◆ EXERCISE AIM ◆
Will you transcribe all the entries word for word, skipping the pictures they hold?

◆ SUPPLIED RECORDS ◆
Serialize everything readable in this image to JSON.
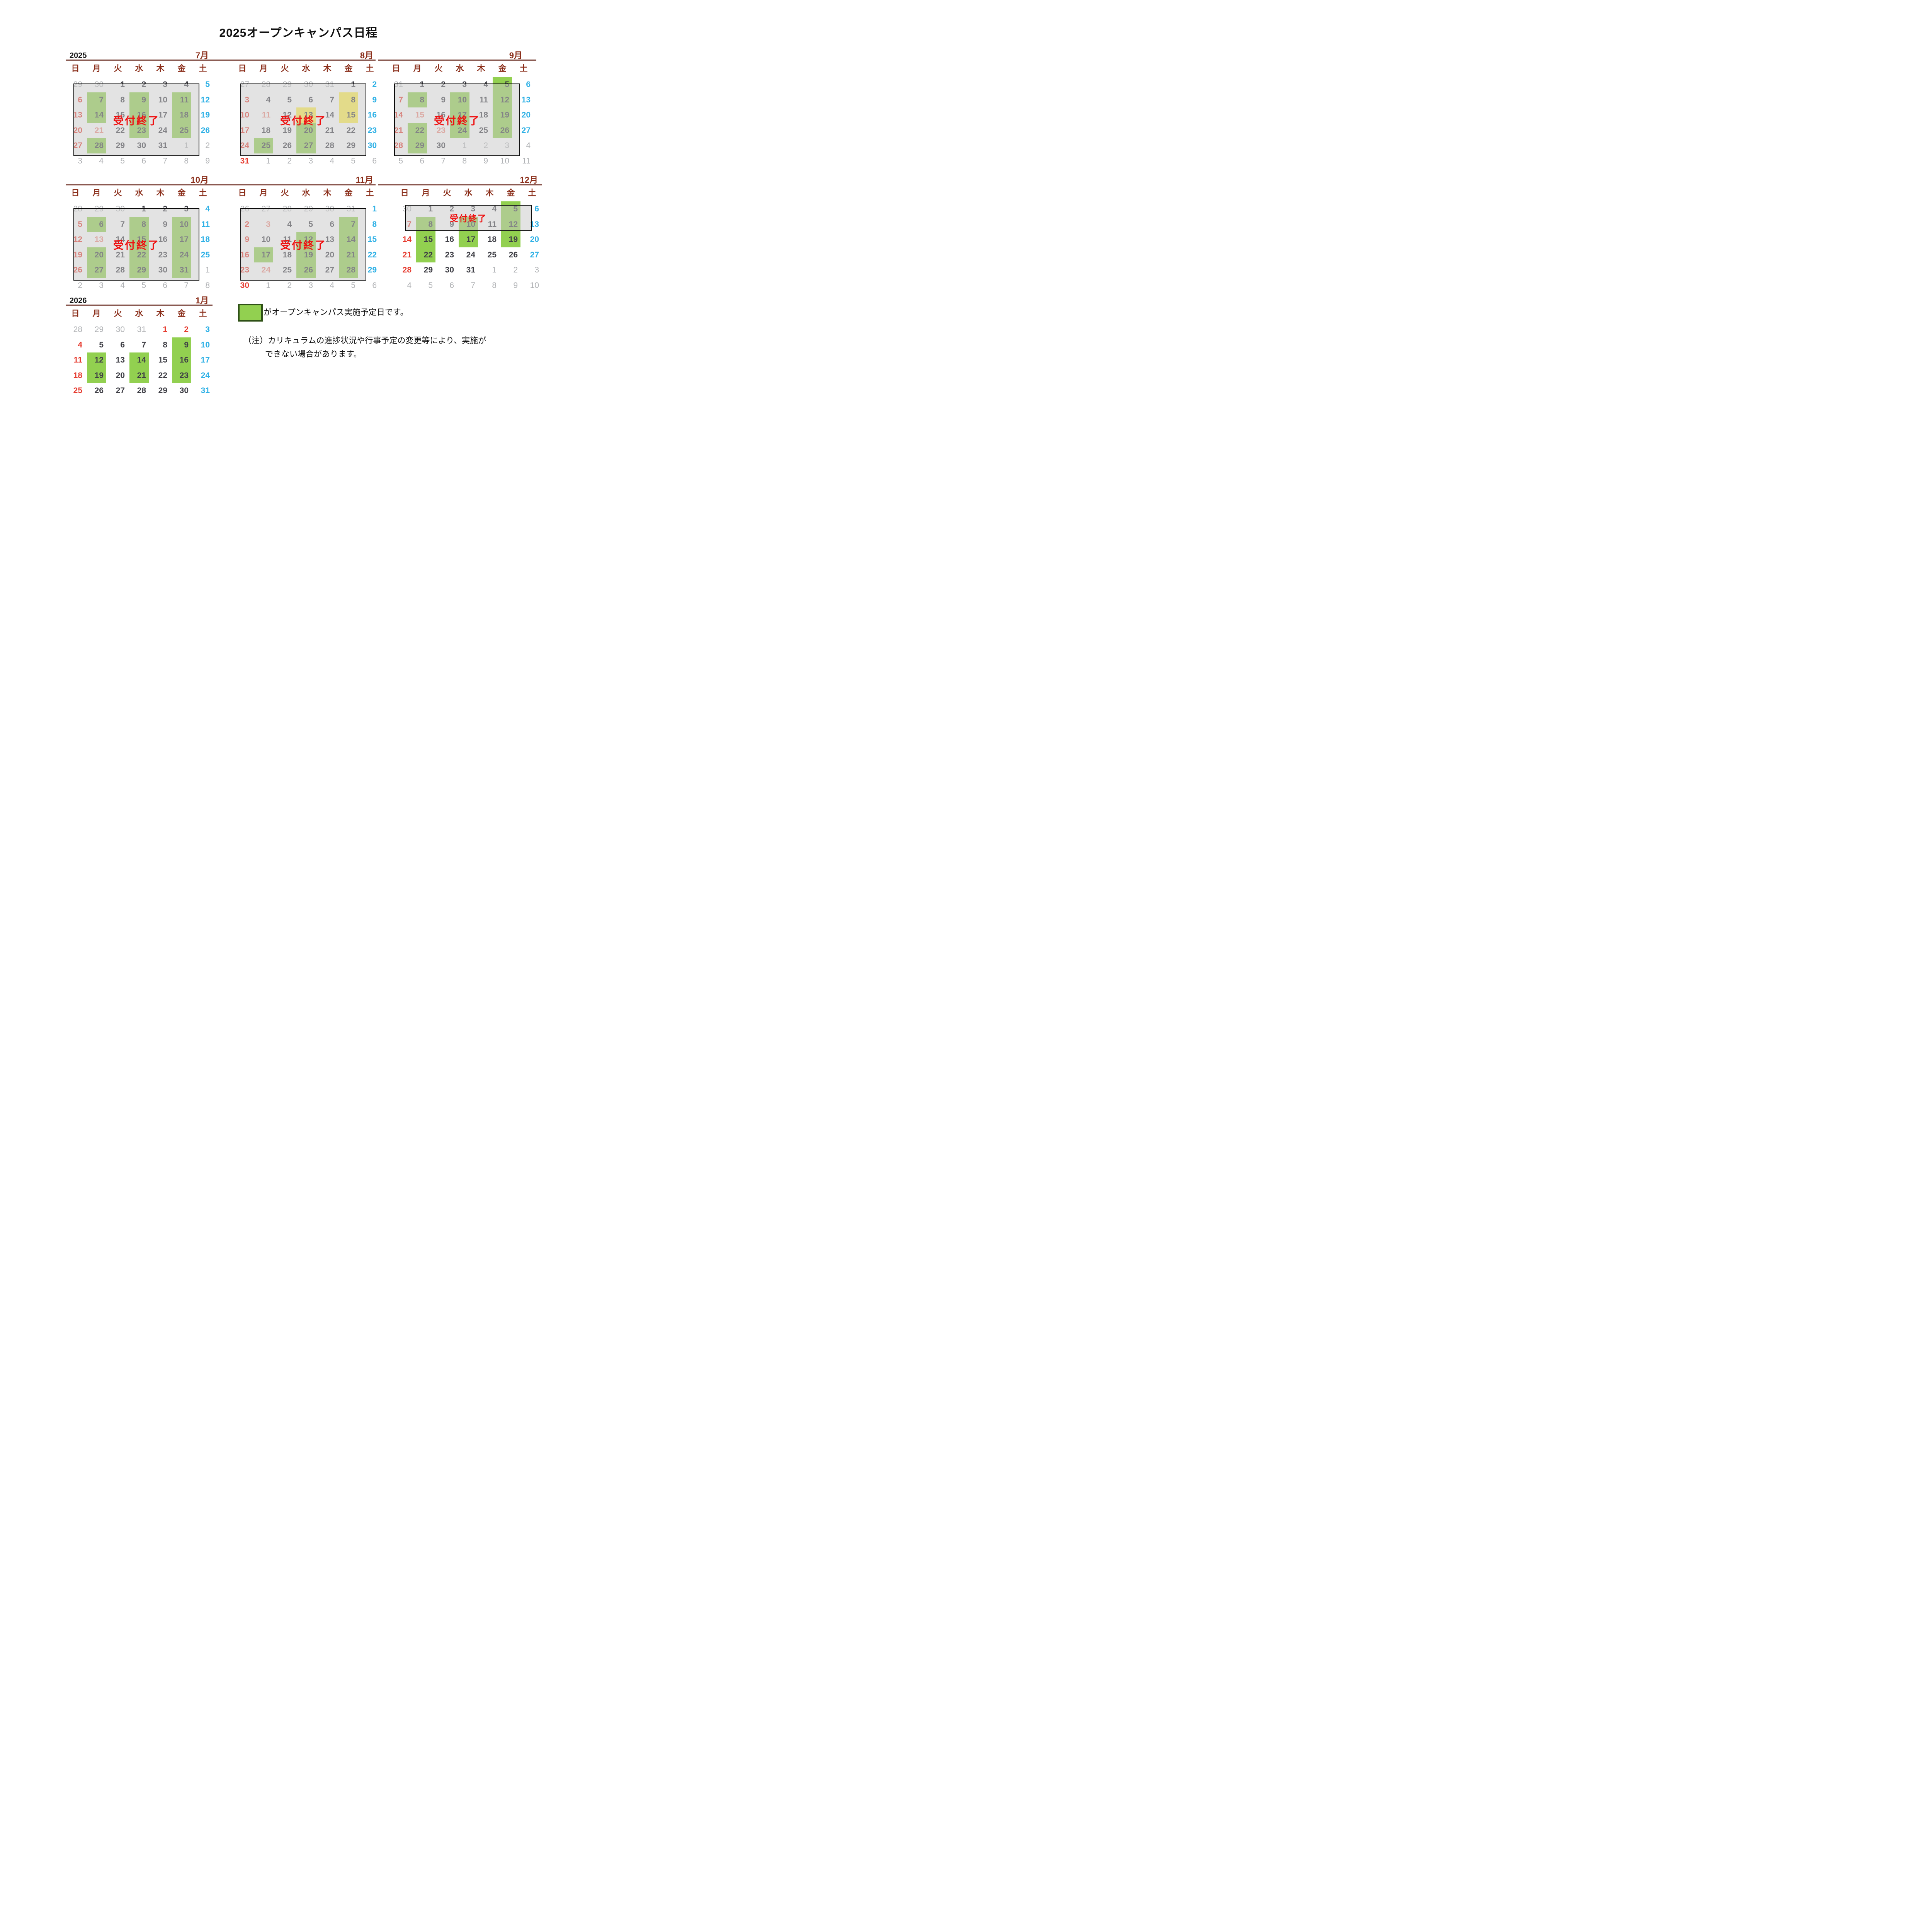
{
  "title": "2025オープンキャンパス日程",
  "weekday_headers": [
    "日",
    "月",
    "火",
    "水",
    "木",
    "金",
    "土"
  ],
  "reception_closed_label": "受付終了",
  "legend": {
    "text": "がオープンキャンパス実施予定日です。"
  },
  "note": {
    "line1": "（注）カリキュラムの進捗状況や行事予定の変更等により、実施が",
    "line2": "できない場合があります。"
  },
  "colors": {
    "open_campus_green": "#92d050",
    "closed_yellow": "#ffee4d",
    "sunday_red": "#e63c30",
    "saturday_blue": "#2fb1e6",
    "holiday_pink": "#ef8a7e",
    "weekday_dark": "#3f3f46",
    "other_month_gray": "#aeb0b3",
    "header_brown": "#8b2f1b",
    "reception_red": "#ee1111"
  },
  "months": [
    {
      "key": "2025-07",
      "year_label": "2025",
      "month_label": "7月",
      "overlay": "full",
      "weeks": [
        [
          "29",
          "30",
          "1",
          "2",
          "3",
          "4",
          "5"
        ],
        [
          "6",
          "7",
          "8",
          "9",
          "10",
          "11",
          "12"
        ],
        [
          "13",
          "14",
          "15",
          "16",
          "17",
          "18",
          "19"
        ],
        [
          "20",
          "21",
          "22",
          "23",
          "24",
          "25",
          "26"
        ],
        [
          "27",
          "28",
          "29",
          "30",
          "31",
          "1",
          "2"
        ],
        [
          "3",
          "4",
          "5",
          "6",
          "7",
          "8",
          "9"
        ]
      ],
      "kinds": [
        "ppwwwwb",
        "swwwwwb",
        "swwwwwb",
        "shwwwwb",
        "swwwwpp",
        "ppppppp"
      ],
      "marks": [
        "-------",
        "-g-g-g-",
        "-g-g-g-",
        "---g-g-",
        "-g-----",
        "-------"
      ]
    },
    {
      "key": "2025-08",
      "year_label": "",
      "month_label": "8月",
      "overlay": "full",
      "weeks": [
        [
          "27",
          "28",
          "29",
          "30",
          "31",
          "1",
          "2"
        ],
        [
          "3",
          "4",
          "5",
          "6",
          "7",
          "8",
          "9"
        ],
        [
          "10",
          "11",
          "12",
          "13",
          "14",
          "15",
          "16"
        ],
        [
          "17",
          "18",
          "19",
          "20",
          "21",
          "22",
          "23"
        ],
        [
          "24",
          "25",
          "26",
          "27",
          "28",
          "29",
          "30"
        ],
        [
          "31",
          "1",
          "2",
          "3",
          "4",
          "5",
          "6"
        ]
      ],
      "kinds": [
        "pppppwb",
        "swwwwwb",
        "shwwwwb",
        "swwwwwb",
        "swwwwwb",
        "spppppp"
      ],
      "marks": [
        "-------",
        "-----y-",
        "---y-y-",
        "---g---",
        "-g-g---",
        "-------"
      ]
    },
    {
      "key": "2025-09",
      "year_label": "",
      "month_label": "9月",
      "overlay": "full",
      "weeks": [
        [
          "31",
          "1",
          "2",
          "3",
          "4",
          "5",
          "6"
        ],
        [
          "7",
          "8",
          "9",
          "10",
          "11",
          "12",
          "13"
        ],
        [
          "14",
          "15",
          "16",
          "17",
          "18",
          "19",
          "20"
        ],
        [
          "21",
          "22",
          "23",
          "24",
          "25",
          "26",
          "27"
        ],
        [
          "28",
          "29",
          "30",
          "1",
          "2",
          "3",
          "4"
        ],
        [
          "5",
          "6",
          "7",
          "8",
          "9",
          "10",
          "11"
        ]
      ],
      "kinds": [
        "pwwwwwb",
        "swwwwwb",
        "shwwwwb",
        "swhwwwb",
        "swwpppp",
        "ppppppp"
      ],
      "marks": [
        "-----g-",
        "-g-g-g-",
        "---g-g-",
        "-g-g-g-",
        "-g-----",
        "-------"
      ]
    },
    {
      "key": "2025-10",
      "year_label": "",
      "month_label": "10月",
      "overlay": "full",
      "weeks": [
        [
          "28",
          "29",
          "30",
          "1",
          "2",
          "3",
          "4"
        ],
        [
          "5",
          "6",
          "7",
          "8",
          "9",
          "10",
          "11"
        ],
        [
          "12",
          "13",
          "14",
          "15",
          "16",
          "17",
          "18"
        ],
        [
          "19",
          "20",
          "21",
          "22",
          "23",
          "24",
          "25"
        ],
        [
          "26",
          "27",
          "28",
          "29",
          "30",
          "31",
          "1"
        ],
        [
          "2",
          "3",
          "4",
          "5",
          "6",
          "7",
          "8"
        ]
      ],
      "kinds": [
        "pppwwwb",
        "swwwwwb",
        "shwwwwb",
        "swwwwwb",
        "swwwwwp",
        "ppppppp"
      ],
      "marks": [
        "-------",
        "-g-g-g-",
        "---g-g-",
        "-g-g-g-",
        "-g-g-g-",
        "-------"
      ]
    },
    {
      "key": "2025-11",
      "year_label": "",
      "month_label": "11月",
      "overlay": "full",
      "weeks": [
        [
          "26",
          "27",
          "28",
          "29",
          "30",
          "31",
          "1"
        ],
        [
          "2",
          "3",
          "4",
          "5",
          "6",
          "7",
          "8"
        ],
        [
          "9",
          "10",
          "11",
          "12",
          "13",
          "14",
          "15"
        ],
        [
          "16",
          "17",
          "18",
          "19",
          "20",
          "21",
          "22"
        ],
        [
          "23",
          "24",
          "25",
          "26",
          "27",
          "28",
          "29"
        ],
        [
          "30",
          "1",
          "2",
          "3",
          "4",
          "5",
          "6"
        ]
      ],
      "kinds": [
        "ppppppb",
        "shwwwwb",
        "swwwwwb",
        "swwwwwb",
        "shwwwwb",
        "spppppp"
      ],
      "marks": [
        "-------",
        "-----g-",
        "---g-g-",
        "-g-g-g-",
        "---g-g-",
        "-------"
      ]
    },
    {
      "key": "2025-12",
      "year_label": "",
      "month_label": "12月",
      "overlay": "strip",
      "weeks": [
        [
          "30",
          "1",
          "2",
          "3",
          "4",
          "5",
          "6"
        ],
        [
          "7",
          "8",
          "9",
          "10",
          "11",
          "12",
          "13"
        ],
        [
          "14",
          "15",
          "16",
          "17",
          "18",
          "19",
          "20"
        ],
        [
          "21",
          "22",
          "23",
          "24",
          "25",
          "26",
          "27"
        ],
        [
          "28",
          "29",
          "30",
          "31",
          "1",
          "2",
          "3"
        ],
        [
          "4",
          "5",
          "6",
          "7",
          "8",
          "9",
          "10"
        ]
      ],
      "kinds": [
        "pwwwwwb",
        "swwwwwb",
        "swwwwwb",
        "swwwwwb",
        "swwwppp",
        "ppppppp"
      ],
      "marks": [
        "-----g-",
        "-g-g-g-",
        "-g-g-g-",
        "-g-----",
        "-------",
        "-------"
      ]
    },
    {
      "key": "2026-01",
      "year_label": "2026",
      "month_label": "1月",
      "overlay": "none",
      "weeks": [
        [
          "28",
          "29",
          "30",
          "31",
          "1",
          "2",
          "3"
        ],
        [
          "4",
          "5",
          "6",
          "7",
          "8",
          "9",
          "10"
        ],
        [
          "11",
          "12",
          "13",
          "14",
          "15",
          "16",
          "17"
        ],
        [
          "18",
          "19",
          "20",
          "21",
          "22",
          "23",
          "24"
        ],
        [
          "25",
          "26",
          "27",
          "28",
          "29",
          "30",
          "31"
        ]
      ],
      "kinds": [
        "ppppssb",
        "swwwwwb",
        "swwwwwb",
        "swwwwwb",
        "swwwwwb"
      ],
      "marks": [
        "-------",
        "-----g-",
        "-g-g-g-",
        "-g-g-g-",
        "-------"
      ]
    }
  ]
}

◆ RESULT FOR THIS EXERCISE ◆
Serialize everything readable in this image to JSON.
{
  "title": "2025オープンキャンパス日程",
  "weekday_headers": [
    "日",
    "月",
    "火",
    "水",
    "木",
    "金",
    "土"
  ],
  "reception_closed_label": "受付終了",
  "legend": {
    "text": "がオープンキャンパス実施予定日です。"
  },
  "note": {
    "line1": "（注）カリキュラムの進捗状況や行事予定の変更等により、実施が",
    "line2": "できない場合があります。"
  },
  "colors": {
    "open_campus_green": "#92d050",
    "closed_yellow": "#ffee4d",
    "sunday_red": "#e63c30",
    "saturday_blue": "#2fb1e6",
    "holiday_pink": "#ef8a7e",
    "weekday_dark": "#3f3f46",
    "other_month_gray": "#aeb0b3",
    "header_brown": "#8b2f1b",
    "reception_red": "#ee1111"
  },
  "months": [
    {
      "key": "2025-07",
      "year_label": "2025",
      "month_label": "7月",
      "overlay": "full",
      "weeks": [
        [
          "29",
          "30",
          "1",
          "2",
          "3",
          "4",
          "5"
        ],
        [
          "6",
          "7",
          "8",
          "9",
          "10",
          "11",
          "12"
        ],
        [
          "13",
          "14",
          "15",
          "16",
          "17",
          "18",
          "19"
        ],
        [
          "20",
          "21",
          "22",
          "23",
          "24",
          "25",
          "26"
        ],
        [
          "27",
          "28",
          "29",
          "30",
          "31",
          "1",
          "2"
        ],
        [
          "3",
          "4",
          "5",
          "6",
          "7",
          "8",
          "9"
        ]
      ],
      "kinds": [
        "ppwwwwb",
        "swwwwwb",
        "swwwwwb",
        "shwwwwb",
        "swwwwpp",
        "ppppppp"
      ],
      "marks": [
        "-------",
        "-g-g-g-",
        "-g-g-g-",
        "---g-g-",
        "-g-----",
        "-------"
      ]
    },
    {
      "key": "2025-08",
      "year_label": "",
      "month_label": "8月",
      "overlay": "full",
      "weeks": [
        [
          "27",
          "28",
          "29",
          "30",
          "31",
          "1",
          "2"
        ],
        [
          "3",
          "4",
          "5",
          "6",
          "7",
          "8",
          "9"
        ],
        [
          "10",
          "11",
          "12",
          "13",
          "14",
          "15",
          "16"
        ],
        [
          "17",
          "18",
          "19",
          "20",
          "21",
          "22",
          "23"
        ],
        [
          "24",
          "25",
          "26",
          "27",
          "28",
          "29",
          "30"
        ],
        [
          "31",
          "1",
          "2",
          "3",
          "4",
          "5",
          "6"
        ]
      ],
      "kinds": [
        "pppppwb",
        "swwwwwb",
        "shwwwwb",
        "swwwwwb",
        "swwwwwb",
        "spppppp"
      ],
      "marks": [
        "-------",
        "-----y-",
        "---y-y-",
        "---g---",
        "-g-g---",
        "-------"
      ]
    },
    {
      "key": "2025-09",
      "year_label": "",
      "month_label": "9月",
      "overlay": "full",
      "weeks": [
        [
          "31",
          "1",
          "2",
          "3",
          "4",
          "5",
          "6"
        ],
        [
          "7",
          "8",
          "9",
          "10",
          "11",
          "12",
          "13"
        ],
        [
          "14",
          "15",
          "16",
          "17",
          "18",
          "19",
          "20"
        ],
        [
          "21",
          "22",
          "23",
          "24",
          "25",
          "26",
          "27"
        ],
        [
          "28",
          "29",
          "30",
          "1",
          "2",
          "3",
          "4"
        ],
        [
          "5",
          "6",
          "7",
          "8",
          "9",
          "10",
          "11"
        ]
      ],
      "kinds": [
        "pwwwwwb",
        "swwwwwb",
        "shwwwwb",
        "swhwwwb",
        "swwpppp",
        "ppppppp"
      ],
      "marks": [
        "-----g-",
        "-g-g-g-",
        "---g-g-",
        "-g-g-g-",
        "-g-----",
        "-------"
      ]
    },
    {
      "key": "2025-10",
      "year_label": "",
      "month_label": "10月",
      "overlay": "full",
      "weeks": [
        [
          "28",
          "29",
          "30",
          "1",
          "2",
          "3",
          "4"
        ],
        [
          "5",
          "6",
          "7",
          "8",
          "9",
          "10",
          "11"
        ],
        [
          "12",
          "13",
          "14",
          "15",
          "16",
          "17",
          "18"
        ],
        [
          "19",
          "20",
          "21",
          "22",
          "23",
          "24",
          "25"
        ],
        [
          "26",
          "27",
          "28",
          "29",
          "30",
          "31",
          "1"
        ],
        [
          "2",
          "3",
          "4",
          "5",
          "6",
          "7",
          "8"
        ]
      ],
      "kinds": [
        "pppwwwb",
        "swwwwwb",
        "shwwwwb",
        "swwwwwb",
        "swwwwwp",
        "ppppppp"
      ],
      "marks": [
        "-------",
        "-g-g-g-",
        "---g-g-",
        "-g-g-g-",
        "-g-g-g-",
        "-------"
      ]
    },
    {
      "key": "2025-11",
      "year_label": "",
      "month_label": "11月",
      "overlay": "full",
      "weeks": [
        [
          "26",
          "27",
          "28",
          "29",
          "30",
          "31",
          "1"
        ],
        [
          "2",
          "3",
          "4",
          "5",
          "6",
          "7",
          "8"
        ],
        [
          "9",
          "10",
          "11",
          "12",
          "13",
          "14",
          "15"
        ],
        [
          "16",
          "17",
          "18",
          "19",
          "20",
          "21",
          "22"
        ],
        [
          "23",
          "24",
          "25",
          "26",
          "27",
          "28",
          "29"
        ],
        [
          "30",
          "1",
          "2",
          "3",
          "4",
          "5",
          "6"
        ]
      ],
      "kinds": [
        "ppppppb",
        "shwwwwb",
        "swwwwwb",
        "swwwwwb",
        "shwwwwb",
        "spppppp"
      ],
      "marks": [
        "-------",
        "-----g-",
        "---g-g-",
        "-g-g-g-",
        "---g-g-",
        "-------"
      ]
    },
    {
      "key": "2025-12",
      "year_label": "",
      "month_label": "12月",
      "overlay": "strip",
      "weeks": [
        [
          "30",
          "1",
          "2",
          "3",
          "4",
          "5",
          "6"
        ],
        [
          "7",
          "8",
          "9",
          "10",
          "11",
          "12",
          "13"
        ],
        [
          "14",
          "15",
          "16",
          "17",
          "18",
          "19",
          "20"
        ],
        [
          "21",
          "22",
          "23",
          "24",
          "25",
          "26",
          "27"
        ],
        [
          "28",
          "29",
          "30",
          "31",
          "1",
          "2",
          "3"
        ],
        [
          "4",
          "5",
          "6",
          "7",
          "8",
          "9",
          "10"
        ]
      ],
      "kinds": [
        "pwwwwwb",
        "swwwwwb",
        "swwwwwb",
        "swwwwwb",
        "swwwppp",
        "ppppppp"
      ],
      "marks": [
        "-----g-",
        "-g-g-g-",
        "-g-g-g-",
        "-g-----",
        "-------",
        "-------"
      ]
    },
    {
      "key": "2026-01",
      "year_label": "2026",
      "month_label": "1月",
      "overlay": "none",
      "weeks": [
        [
          "28",
          "29",
          "30",
          "31",
          "1",
          "2",
          "3"
        ],
        [
          "4",
          "5",
          "6",
          "7",
          "8",
          "9",
          "10"
        ],
        [
          "11",
          "12",
          "13",
          "14",
          "15",
          "16",
          "17"
        ],
        [
          "18",
          "19",
          "20",
          "21",
          "22",
          "23",
          "24"
        ],
        [
          "25",
          "26",
          "27",
          "28",
          "29",
          "30",
          "31"
        ]
      ],
      "kinds": [
        "ppppssb",
        "swwwwwb",
        "swwwwwb",
        "swwwwwb",
        "swwwwwb"
      ],
      "marks": [
        "-------",
        "-----g-",
        "-g-g-g-",
        "-g-g-g-",
        "-------"
      ]
    }
  ]
}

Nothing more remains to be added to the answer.